(Data items)
▶

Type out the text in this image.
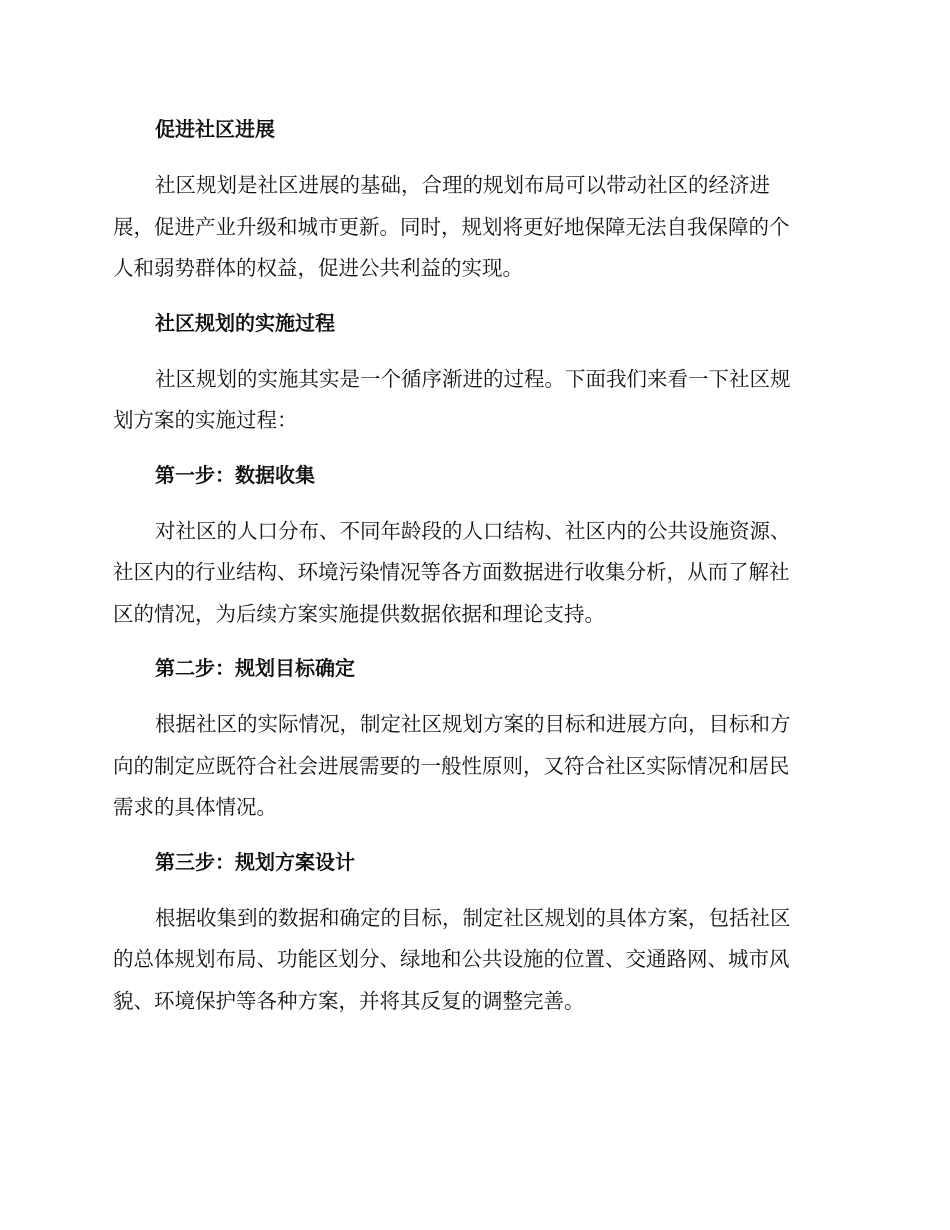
促进社区进展
社区规划是社区进展的基础，合理的规划布局可以带动社区的经济进
展，促进产业升级和城市更新。同时，规划将更好地保障无法自我保障的个
人和弱势群体的权益，促进公共利益的实现。
社区规划的实施过程
社区规划的实施其实是一个循序渐进的过程。下面我们来看一下社区规
划方案的实施过程：
第一步：数据收集
对社区的人口分布、不同年龄段的人口结构、社区内的公共设施资源、
社区内的行业结构、环境污染情况等各方面数据进行收集分析，从而了解社
区的情况，为后续方案实施提供数据依据和理论支持。
第二步：规划目标确定
根据社区的实际情况，制定社区规划方案的目标和进展方向，目标和方
向的制定应既符合社会进展需要的一般性原则，又符合社区实际情况和居民
需求的具体情况。
第三步：规划方案设计
根据收集到的数据和确定的目标，制定社区规划的具体方案，包括社区
的总体规划布局、功能区划分、绿地和公共设施的位置、交通路网、城市风
貌、环境保护等各种方案，并将其反复的调整完善。
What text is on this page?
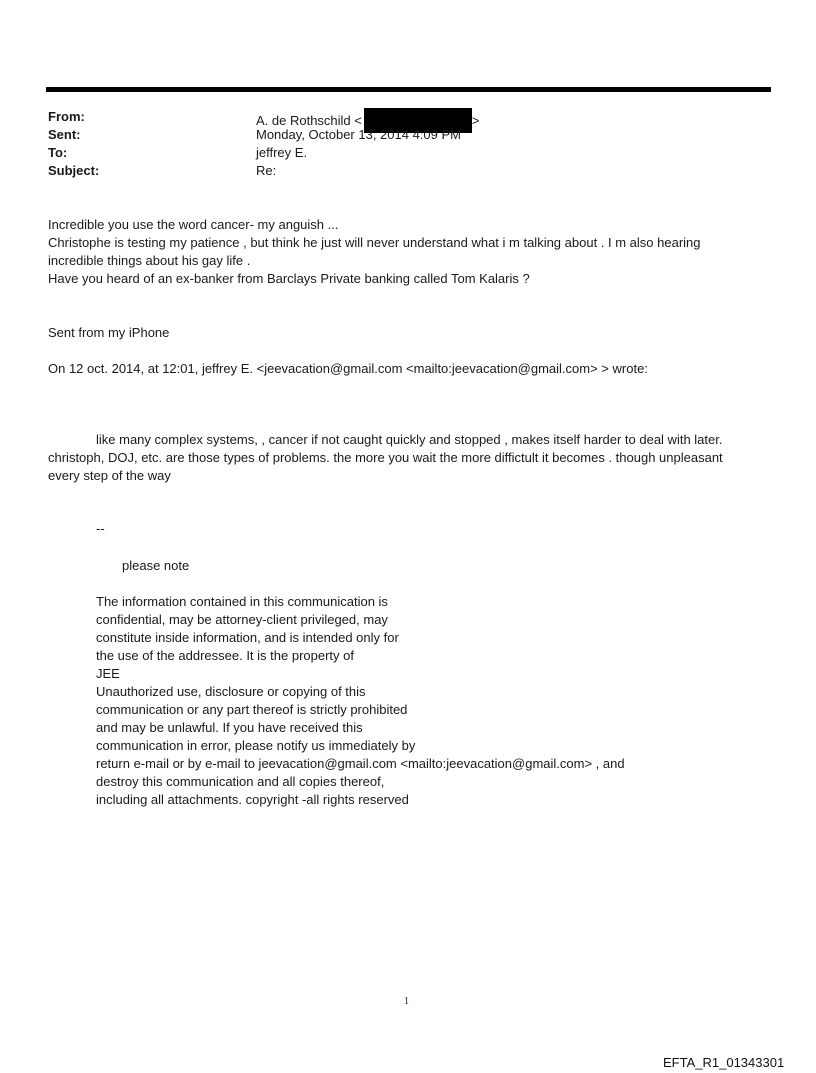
From:	A. de Rothschild <	>
Sent:	Monday, October 13, 2014 4:09 PM
To:	jeffrey E.
Subject:	Re:
Incredible you use the word cancer- my anguish ...
Christophe is testing my patience , but think he just will never understand what i m talking about . I m also hearing
incredible things about his gay life .
Have you heard of an ex-banker from Barclays Private banking called Tom Kalaris ?
Sent from my iPhone
On 12 oct. 2014, at 12:01, jeffrey E. <jeevacation@gmail.com <mailto:jeevacation@gmail.com> > wrote:
like many complex systems, , cancer if not caught quickly and stopped , makes itself harder to deal with later.
christoph, DOJ, etc. are those types of problems. the more you wait the more diffictult it becomes . though unpleasant
every step of the way
--
please note
The information contained in this communication is
confidential, may be attorney-client privileged, may
constitute inside information, and is intended only for
the use of the addressee. It is the property of
JEE
Unauthorized use, disclosure or copying of this
communication or any part thereof is strictly prohibited
and may be unlawful. If you have received this
communication in error, please notify us immediately by
return e-mail or by e-mail to jeevacation@gmail.com <mailto:jeevacation@gmail.com> , and
destroy this communication and all copies thereof,
including all attachments. copyright -all rights reserved
1
EFTA_R1_01343301
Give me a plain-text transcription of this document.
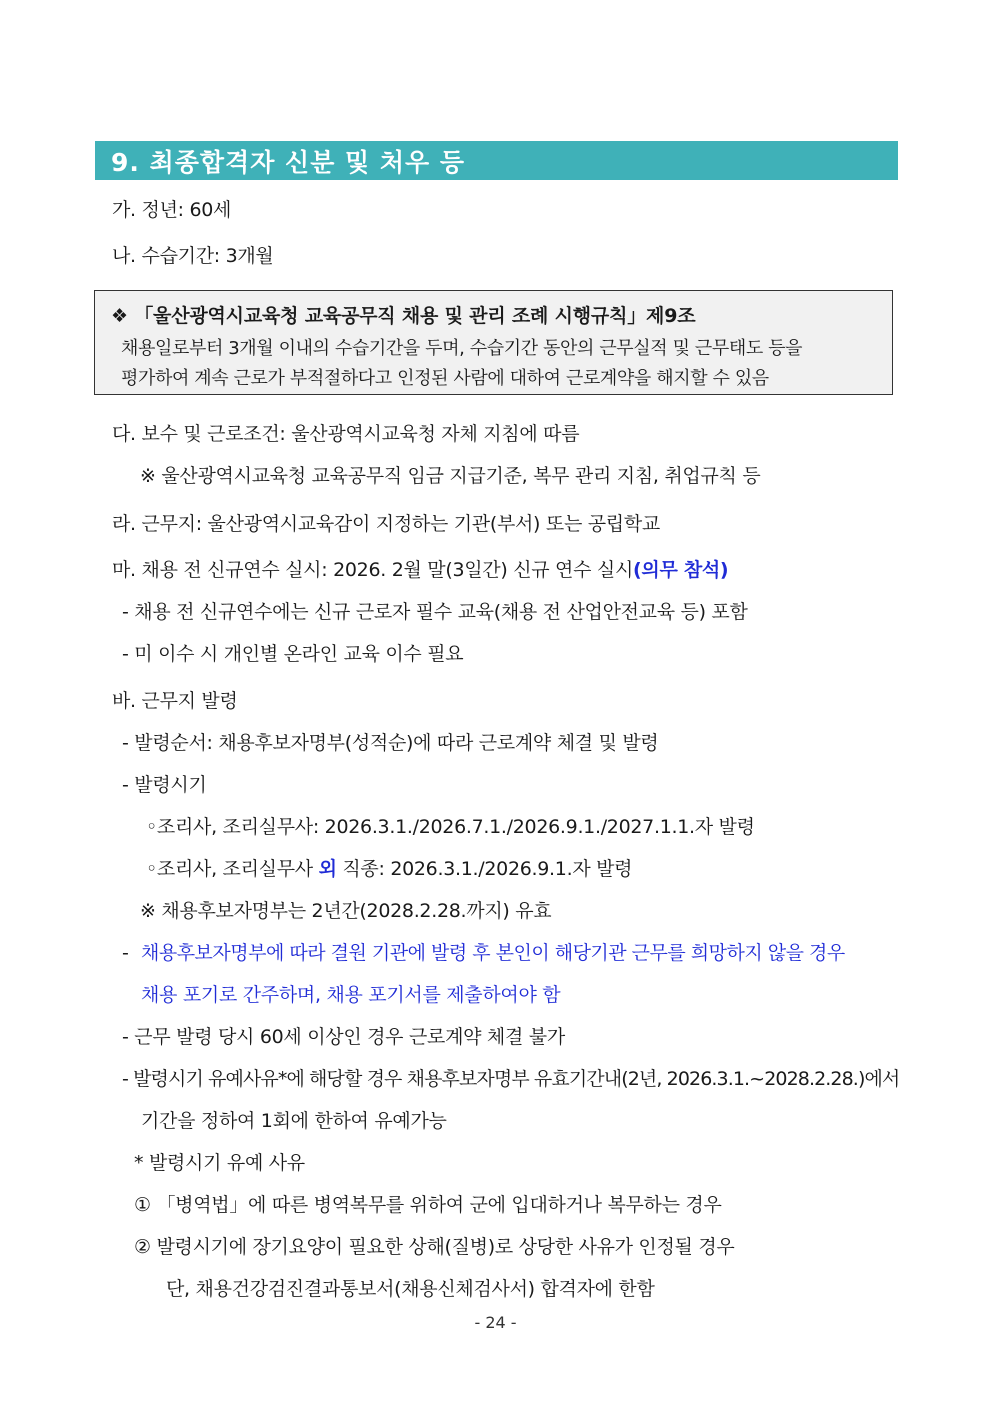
9. 최종합격자 신분 및 처우 등
가. 정년: 60세
나. 수습기간: 3개월
❖ 「울산광역시교육청 교육공무직 채용 및 관리 조례 시행규칙」제9조
채용일로부터 3개월 이내의 수습기간을 두며, 수습기간 동안의 근무실적 및 근무태도 등을
평가하여 계속 근로가 부적절하다고 인정된 사람에 대하여 근로계약을 해지할 수 있음
다. 보수 및 근로조건: 울산광역시교육청 자체 지침에 따름
※ 울산광역시교육청 교육공무직 임금 지급기준, 복무 관리 지침, 취업규칙 등
라. 근무지: 울산광역시교육감이 지정하는 기관(부서) 또는 공립학교
마. 채용 전 신규연수 실시: 2026. 2월 말(3일간) 신규 연수 실시(의무 참석)
- 채용 전 신규연수에는 신규 근로자 필수 교육(채용 전 산업안전교육 등) 포함
- 미 이수 시 개인별 온라인 교육 이수 필요
바. 근무지 발령
- 발령순서: 채용후보자명부(성적순)에 따라 근로계약 체결 및 발령
- 발령시기
◦조리사, 조리실무사: 2026.3.1./2026.7.1./2026.9.1./2027.1.1.자 발령
◦조리사, 조리실무사 외 직종: 2026.3.1./2026.9.1.자 발령
※ 채용후보자명부는 2년간(2028.2.28.까지) 유효
- 채용후보자명부에 따라 결원 기관에 발령 후 본인이 해당기관 근무를 희망하지 않을 경우
채용 포기로 간주하며, 채용 포기서를 제출하여야 함
- 근무 발령 당시 60세 이상인 경우 근로계약 체결 불가
- 발령시기 유예사유*에 해당할 경우 채용후보자명부 유효기간내(2년, 2026.3.1.~2028.2.28.)에서
기간을 정하여 1회에 한하여 유예가능
* 발령시기 유예 사유
① 「병역법」에 따른 병역복무를 위하여 군에 입대하거나 복무하는 경우
② 발령시기에 장기요양이 필요한 상해(질병)로 상당한 사유가 인정될 경우
단, 채용건강검진결과통보서(채용신체검사서) 합격자에 한함
- 24 -
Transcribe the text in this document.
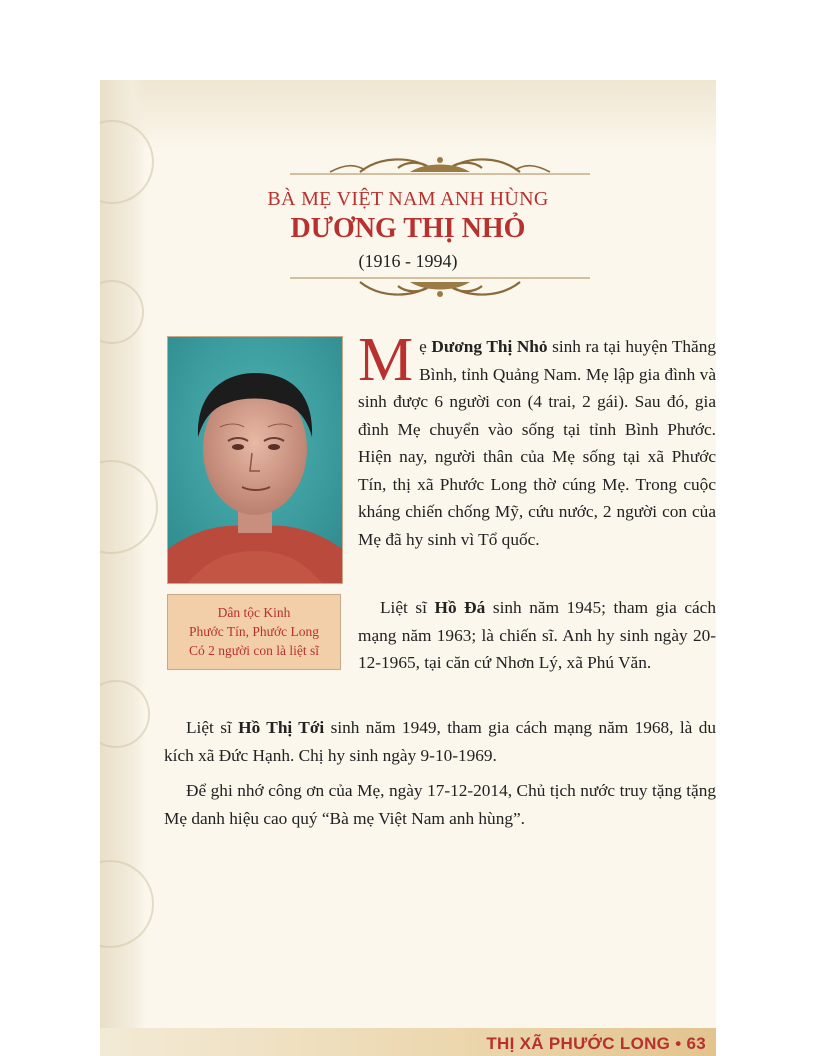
BÀ MẸ VIỆT NAM ANH HÙNG
DƯƠNG THỊ NHỎ
(1916 - 1994)
Dân tộc Kinh
Phước Tín, Phước Long
Có 2 người con là liệt sĩ
Mẹ Dương Thị Nhỏ sinh ra tại huyện Thăng Bình, tỉnh Quảng Nam. Mẹ lập gia đình và sinh được 6 người con (4 trai, 2 gái). Sau đó, gia đình Mẹ chuyển vào sống tại tỉnh Bình Phước. Hiện nay, người thân của Mẹ sống tại xã Phước Tín, thị xã Phước Long thờ cúng Mẹ. Trong cuộc kháng chiến chống Mỹ, cứu nước, 2 người con của Mẹ đã hy sinh vì Tổ quốc.
Liệt sĩ Hồ Đá sinh năm 1945; tham gia cách mạng năm 1963; là chiến sĩ. Anh hy sinh ngày 20-12-1965, tại căn cứ Nhơn Lý, xã Phú Văn.
Liệt sĩ Hồ Thị Tới sinh năm 1949, tham gia cách mạng năm 1968, là du kích xã Đức Hạnh. Chị hy sinh ngày 9-10-1969.
Để ghi nhớ công ơn của Mẹ, ngày 17-12-2014, Chủ tịch nước truy tặng tặng Mẹ danh hiệu cao quý “Bà mẹ Việt Nam anh hùng”.
THỊ XÃ PHƯỚC LONG • 63
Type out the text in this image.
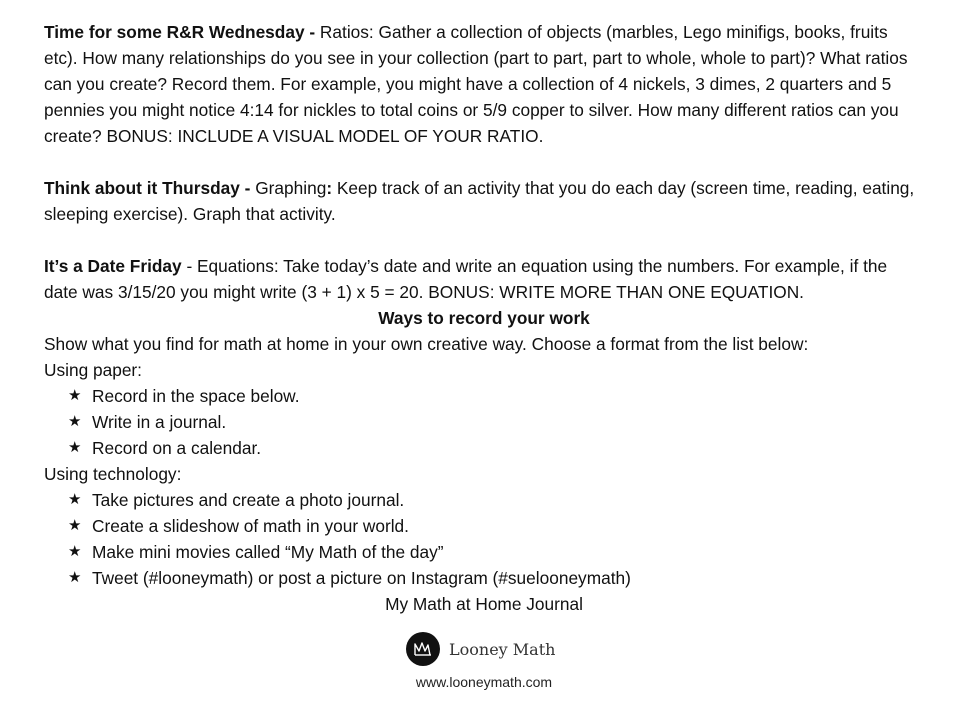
Time for some R&R Wednesday - Ratios: Gather a collection of objects (marbles, Lego minifigs, books, fruits etc). How many relationships do you see in your collection (part to part, part to whole, whole to part)? What ratios can you create? Record them. For example, you might have a collection of 4 nickels, 3 dimes, 2 quarters and 5 pennies you might notice 4:14 for nickles to total coins or 5/9 copper to silver. How many different ratios can you create? BONUS: INCLUDE A VISUAL MODEL OF YOUR RATIO.

Think about it Thursday - Graphing: Keep track of an activity that you do each day (screen time, reading, eating, sleeping exercise). Graph that activity.

It’s a Date Friday - Equations: Take today’s date and write an equation using the numbers. For example, if the date was 3/15/20 you might write (3 + 1) x 5 = 20. BONUS: WRITE MORE THAN ONE EQUATION.

Ways to record your work
Show what you find for math at home in your own creative way. Choose a format from the list below:
Using paper:
★ Record in the space below.
★ Write in a journal.
★ Record on a calendar.
Using technology:
★ Take pictures and create a photo journal.
★ Create a slideshow of math in your world.
★ Make mini movies called “My Math of the day”
★ Tweet (#looneymath) or post a picture on Instagram (#suelooneymath)
My Math at Home Journal
Looney Math
www.looneymath.com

◀

• _GOAL_: Check each line above for the word "울산광역시교육청", and copy the lines where it appears.

• _THE SOLUTION_:
❖ 「울산광역시교육청 교육공무직 채용 및 관리 조례 시행규칙」제9조
다. 보수 및 근로조건: 울산광역시교육청 자체 지침에 따름
※ 울산광역시교육청 교육공무직 임금 지급기준, 복무 관리 지침, 취업규칙 등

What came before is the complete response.